** Start of EXERCISE INPUTS **

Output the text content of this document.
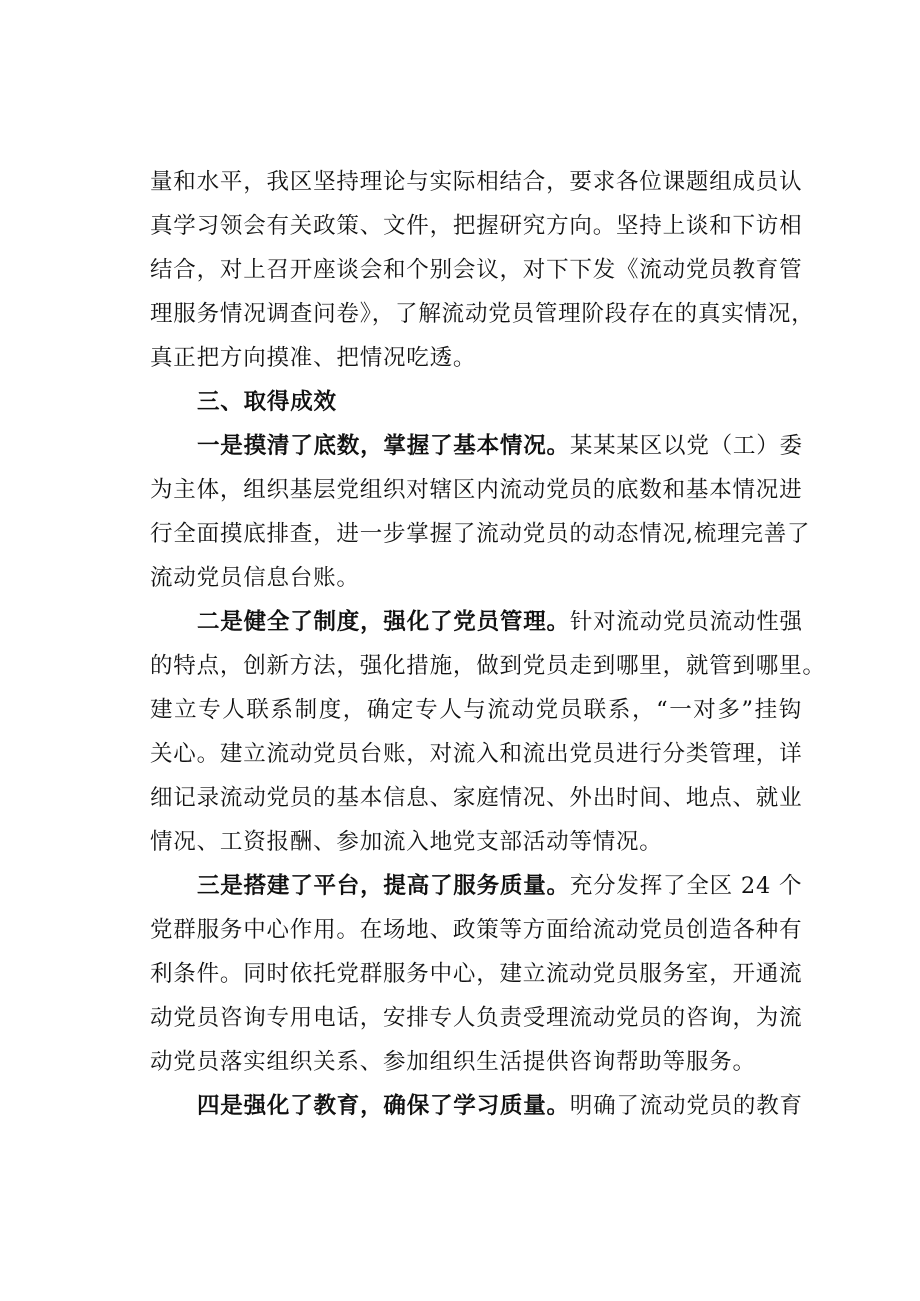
量和水平，我区坚持理论与实际相结合，要求各位课题组成员认
真学习领会有关政策、文件，把握研究方向。坚持上谈和下访相
结合，对上召开座谈会和个别会议，对下下发《流动党员教育管
理服务情况调查问卷》，了解流动党员管理阶段存在的真实情况，
真正把方向摸准、把情况吃透。
三、取得成效
一是摸清了底数，掌握了基本情况。某某某区以党（工）委
为主体，组织基层党组织对辖区内流动党员的底数和基本情况进
行全面摸底排查，进一步掌握了流动党员的动态情况,梳理完善了
流动党员信息台账。
二是健全了制度，强化了党员管理。针对流动党员流动性强
的特点，创新方法，强化措施，做到党员走到哪里，就管到哪里。
建立专人联系制度，确定专人与流动党员联系，“一对多”挂钩
关心。建立流动党员台账，对流入和流出党员进行分类管理，详
细记录流动党员的基本信息、家庭情况、外出时间、地点、就业
情况、工资报酬、参加流入地党支部活动等情况。
三是搭建了平台，提高了服务质量。充分发挥了全区 24 个
党群服务中心作用。在场地、政策等方面给流动党员创造各种有
利条件。同时依托党群服务中心，建立流动党员服务室，开通流
动党员咨询专用电话，安排专人负责受理流动党员的咨询，为流
动党员落实组织关系、参加组织生活提供咨询帮助等服务。
四是强化了教育，确保了学习质量。明确了流动党员的教育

** End of EXERCISE INPUTS **

* [SHORT EXERCISE] Write the entries above out again exactly, but not the pictures.

* [FULL ANSWER]
Output the text content of this document.
量和水平，我区坚持理论与实际相结合，要求各位课题组成员认
真学习领会有关政策、文件，把握研究方向。坚持上谈和下访相
结合，对上召开座谈会和个别会议，对下下发《流动党员教育管
理服务情况调查问卷》，了解流动党员管理阶段存在的真实情况，
真正把方向摸准、把情况吃透。
三、取得成效
一是摸清了底数，掌握了基本情况。某某某区以党（工）委
为主体，组织基层党组织对辖区内流动党员的底数和基本情况进
行全面摸底排查，进一步掌握了流动党员的动态情况,梳理完善了
流动党员信息台账。
二是健全了制度，强化了党员管理。针对流动党员流动性强
的特点，创新方法，强化措施，做到党员走到哪里，就管到哪里。
建立专人联系制度，确定专人与流动党员联系，“一对多”挂钩
关心。建立流动党员台账，对流入和流出党员进行分类管理，详
细记录流动党员的基本信息、家庭情况、外出时间、地点、就业
情况、工资报酬、参加流入地党支部活动等情况。
三是搭建了平台，提高了服务质量。充分发挥了全区 24 个
党群服务中心作用。在场地、政策等方面给流动党员创造各种有
利条件。同时依托党群服务中心，建立流动党员服务室，开通流
动党员咨询专用电话，安排专人负责受理流动党员的咨询，为流
动党员落实组织关系、参加组织生活提供咨询帮助等服务。
四是强化了教育，确保了学习质量。明确了流动党员的教育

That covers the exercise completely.